Records from a data source:
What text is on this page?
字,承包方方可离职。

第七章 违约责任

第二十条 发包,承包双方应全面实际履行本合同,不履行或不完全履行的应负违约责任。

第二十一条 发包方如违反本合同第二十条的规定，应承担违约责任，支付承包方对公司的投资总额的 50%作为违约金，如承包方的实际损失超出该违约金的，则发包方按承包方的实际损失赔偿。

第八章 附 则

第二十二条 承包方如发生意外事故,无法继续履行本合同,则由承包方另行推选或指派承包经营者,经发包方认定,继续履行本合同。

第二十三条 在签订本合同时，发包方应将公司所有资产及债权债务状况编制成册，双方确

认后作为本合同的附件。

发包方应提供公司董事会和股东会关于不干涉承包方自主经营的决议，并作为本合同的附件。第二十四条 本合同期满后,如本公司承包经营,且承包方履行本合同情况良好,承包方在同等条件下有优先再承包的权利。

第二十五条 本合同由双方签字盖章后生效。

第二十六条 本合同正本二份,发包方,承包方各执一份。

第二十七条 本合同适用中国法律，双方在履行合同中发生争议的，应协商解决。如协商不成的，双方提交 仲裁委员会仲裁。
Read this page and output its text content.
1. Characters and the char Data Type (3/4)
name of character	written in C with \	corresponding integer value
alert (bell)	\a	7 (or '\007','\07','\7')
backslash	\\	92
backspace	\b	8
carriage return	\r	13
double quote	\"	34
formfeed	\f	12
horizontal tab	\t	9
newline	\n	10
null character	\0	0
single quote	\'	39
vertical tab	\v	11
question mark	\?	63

Aim of the task
Pull out every line containing "page".

Completed exercise
What text is on this page?
Read this page and output its text content.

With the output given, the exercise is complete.